Find every line of the listing below where "suunnittelualueen" appears, and copy it.

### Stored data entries
════
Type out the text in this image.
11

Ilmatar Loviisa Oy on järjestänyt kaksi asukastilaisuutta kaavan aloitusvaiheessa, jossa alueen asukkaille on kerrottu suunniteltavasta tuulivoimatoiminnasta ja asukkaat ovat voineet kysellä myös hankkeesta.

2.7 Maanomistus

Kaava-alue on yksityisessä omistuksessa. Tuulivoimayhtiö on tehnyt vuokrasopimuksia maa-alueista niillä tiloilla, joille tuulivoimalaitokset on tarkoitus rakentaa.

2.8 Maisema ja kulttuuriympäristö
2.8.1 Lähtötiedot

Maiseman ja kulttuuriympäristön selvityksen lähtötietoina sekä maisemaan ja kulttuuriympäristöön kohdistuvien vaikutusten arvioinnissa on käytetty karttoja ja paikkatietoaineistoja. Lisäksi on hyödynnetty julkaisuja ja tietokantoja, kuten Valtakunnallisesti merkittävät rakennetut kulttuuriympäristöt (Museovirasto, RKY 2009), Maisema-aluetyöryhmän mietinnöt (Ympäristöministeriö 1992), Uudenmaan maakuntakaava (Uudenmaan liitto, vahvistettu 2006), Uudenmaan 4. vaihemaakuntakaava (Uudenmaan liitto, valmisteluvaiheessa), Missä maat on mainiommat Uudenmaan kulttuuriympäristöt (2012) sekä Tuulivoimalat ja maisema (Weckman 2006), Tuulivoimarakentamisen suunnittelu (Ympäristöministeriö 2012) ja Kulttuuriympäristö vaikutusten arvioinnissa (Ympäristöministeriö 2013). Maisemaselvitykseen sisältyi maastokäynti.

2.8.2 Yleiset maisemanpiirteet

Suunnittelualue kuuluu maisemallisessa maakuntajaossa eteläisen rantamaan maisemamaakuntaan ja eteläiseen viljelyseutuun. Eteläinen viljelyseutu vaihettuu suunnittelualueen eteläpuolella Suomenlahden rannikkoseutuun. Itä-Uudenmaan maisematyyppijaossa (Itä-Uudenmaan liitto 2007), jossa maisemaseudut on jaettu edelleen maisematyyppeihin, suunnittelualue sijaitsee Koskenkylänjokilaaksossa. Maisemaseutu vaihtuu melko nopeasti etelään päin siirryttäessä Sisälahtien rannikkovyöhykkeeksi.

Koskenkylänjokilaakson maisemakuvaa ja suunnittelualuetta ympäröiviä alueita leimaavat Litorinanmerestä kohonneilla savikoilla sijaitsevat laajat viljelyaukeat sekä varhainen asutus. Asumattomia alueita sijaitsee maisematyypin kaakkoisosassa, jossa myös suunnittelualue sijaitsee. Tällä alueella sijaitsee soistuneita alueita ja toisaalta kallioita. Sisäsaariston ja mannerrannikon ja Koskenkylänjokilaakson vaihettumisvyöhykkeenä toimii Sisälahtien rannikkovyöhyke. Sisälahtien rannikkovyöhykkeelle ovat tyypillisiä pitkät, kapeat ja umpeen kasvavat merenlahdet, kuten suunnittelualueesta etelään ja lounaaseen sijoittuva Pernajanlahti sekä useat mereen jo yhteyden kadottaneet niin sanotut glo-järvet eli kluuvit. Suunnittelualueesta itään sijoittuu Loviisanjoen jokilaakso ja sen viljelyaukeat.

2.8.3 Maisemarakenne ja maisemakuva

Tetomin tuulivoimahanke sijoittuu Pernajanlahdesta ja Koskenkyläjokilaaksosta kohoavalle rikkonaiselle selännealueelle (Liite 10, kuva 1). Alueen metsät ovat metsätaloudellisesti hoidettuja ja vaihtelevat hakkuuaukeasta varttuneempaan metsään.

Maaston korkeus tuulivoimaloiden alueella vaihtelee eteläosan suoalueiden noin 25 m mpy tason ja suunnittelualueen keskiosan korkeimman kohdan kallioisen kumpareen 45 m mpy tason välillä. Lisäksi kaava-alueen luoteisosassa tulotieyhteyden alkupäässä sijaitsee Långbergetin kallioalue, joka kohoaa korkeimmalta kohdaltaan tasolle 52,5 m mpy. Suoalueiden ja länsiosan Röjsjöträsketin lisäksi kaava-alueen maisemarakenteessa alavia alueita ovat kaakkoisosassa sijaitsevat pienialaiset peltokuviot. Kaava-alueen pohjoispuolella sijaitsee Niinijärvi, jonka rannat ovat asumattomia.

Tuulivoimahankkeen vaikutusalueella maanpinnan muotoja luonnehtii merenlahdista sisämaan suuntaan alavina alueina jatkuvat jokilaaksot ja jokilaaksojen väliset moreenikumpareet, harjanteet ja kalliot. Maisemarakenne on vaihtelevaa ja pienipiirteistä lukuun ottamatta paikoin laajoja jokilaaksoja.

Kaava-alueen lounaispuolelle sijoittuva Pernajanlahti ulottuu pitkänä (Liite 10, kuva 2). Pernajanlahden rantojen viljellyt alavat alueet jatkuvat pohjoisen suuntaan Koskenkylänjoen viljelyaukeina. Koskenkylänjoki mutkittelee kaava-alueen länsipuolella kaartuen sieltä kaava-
════
### Output for this task
Suunnittelualue kuuluu maisemallisessa maakuntajaossa eteläisen rantamaan maisemamaakuntaan ja eteläiseen viljelyseutuun. Eteläinen viljelyseutu vaihettuu suunnittelualueen eteläpuolella Suomenlahden rannikkoseutuun. Itä-Uudenmaan maisematyyppijaossa (Itä-Uudenmaan liitto 2007), jossa maisemaseudut on jaettu edelleen maisematyyppeihin, suunnittelualue sijaitsee Koskenkylänjokilaaksossa. Maisemaseutu vaihtuu melko nopeasti etelään päin siirryttäessä Sisälahtien rannikkovyöhykkeeksi.
Maaston korkeus tuulivoimaloiden alueella vaihtelee eteläosan suoalueiden noin 25 m mpy tason ja suunnittelualueen keskiosan korkeimman kohdan kallioisen kumpareen 45 m mpy tason välillä. Lisäksi kaava-alueen luoteisosassa tulotieyhteyden alkupäässä sijaitsee Långbergetin kallioalue, joka kohoaa korkeimmalta kohdaltaan tasolle 52,5 m mpy. Suoalueiden ja länsiosan Röjsjöträsketin lisäksi kaava-alueen maisemarakenteessa alavia alueita ovat kaakkoisosassa sijaitsevat pienialaiset peltokuviot. Kaava-alueen pohjoispuolella sijaitsee Niinijärvi, jonka rannat ovat asumattomia.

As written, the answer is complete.